Dataset excerpt
--- START ---
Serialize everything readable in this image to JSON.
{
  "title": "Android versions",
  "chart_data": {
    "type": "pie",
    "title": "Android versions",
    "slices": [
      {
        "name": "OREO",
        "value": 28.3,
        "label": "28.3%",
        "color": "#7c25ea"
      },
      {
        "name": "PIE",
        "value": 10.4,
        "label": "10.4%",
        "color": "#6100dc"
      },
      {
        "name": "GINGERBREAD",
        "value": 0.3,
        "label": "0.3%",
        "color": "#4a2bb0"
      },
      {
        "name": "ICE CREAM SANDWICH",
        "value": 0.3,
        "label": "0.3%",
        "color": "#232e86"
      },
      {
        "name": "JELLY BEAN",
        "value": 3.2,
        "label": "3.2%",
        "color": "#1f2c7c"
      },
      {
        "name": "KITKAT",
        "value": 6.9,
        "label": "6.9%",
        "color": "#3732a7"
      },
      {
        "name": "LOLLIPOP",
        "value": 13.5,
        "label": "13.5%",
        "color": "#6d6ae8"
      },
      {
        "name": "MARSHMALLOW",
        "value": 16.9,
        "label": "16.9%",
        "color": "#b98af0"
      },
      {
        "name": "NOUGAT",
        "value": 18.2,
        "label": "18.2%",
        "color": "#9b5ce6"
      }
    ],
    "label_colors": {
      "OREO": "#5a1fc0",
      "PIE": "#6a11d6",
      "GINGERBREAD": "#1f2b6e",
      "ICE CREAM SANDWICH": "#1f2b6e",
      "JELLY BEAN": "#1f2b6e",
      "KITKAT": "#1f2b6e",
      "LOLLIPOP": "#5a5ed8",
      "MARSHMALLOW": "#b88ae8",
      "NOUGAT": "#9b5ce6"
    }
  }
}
--- END ---
**WORK REQUIRED**
Extract every entry above as it appears.

**ANSWER BELOW**
Serialize everything readable in this image to JSON.
{
  "title": "Android versions",
  "chart_data": {
    "type": "pie",
    "title": "Android versions",
    "slices": [
      {
        "name": "OREO",
        "value": 28.3,
        "label": "28.3%",
        "color": "#7c25ea"
      },
      {
        "name": "PIE",
        "value": 10.4,
        "label": "10.4%",
        "color": "#6100dc"
      },
      {
        "name": "GINGERBREAD",
        "value": 0.3,
        "label": "0.3%",
        "color": "#4a2bb0"
      },
      {
        "name": "ICE CREAM SANDWICH",
        "value": 0.3,
        "label": "0.3%",
        "color": "#232e86"
      },
      {
        "name": "JELLY BEAN",
        "value": 3.2,
        "label": "3.2%",
        "color": "#1f2c7c"
      },
      {
        "name": "KITKAT",
        "value": 6.9,
        "label": "6.9%",
        "color": "#3732a7"
      },
      {
        "name": "LOLLIPOP",
        "value": 13.5,
        "label": "13.5%",
        "color": "#6d6ae8"
      },
      {
        "name": "MARSHMALLOW",
        "value": 16.9,
        "label": "16.9%",
        "color": "#b98af0"
      },
      {
        "name": "NOUGAT",
        "value": 18.2,
        "label": "18.2%",
        "color": "#9b5ce6"
      }
    ],
    "label_colors": {
      "OREO": "#5a1fc0",
      "PIE": "#6a11d6",
      "GINGERBREAD": "#1f2b6e",
      "ICE CREAM SANDWICH": "#1f2b6e",
      "JELLY BEAN": "#1f2b6e",
      "KITKAT": "#1f2b6e",
      "LOLLIPOP": "#5a5ed8",
      "MARSHMALLOW": "#b88ae8",
      "NOUGAT": "#9b5ce6"
    }
  }
}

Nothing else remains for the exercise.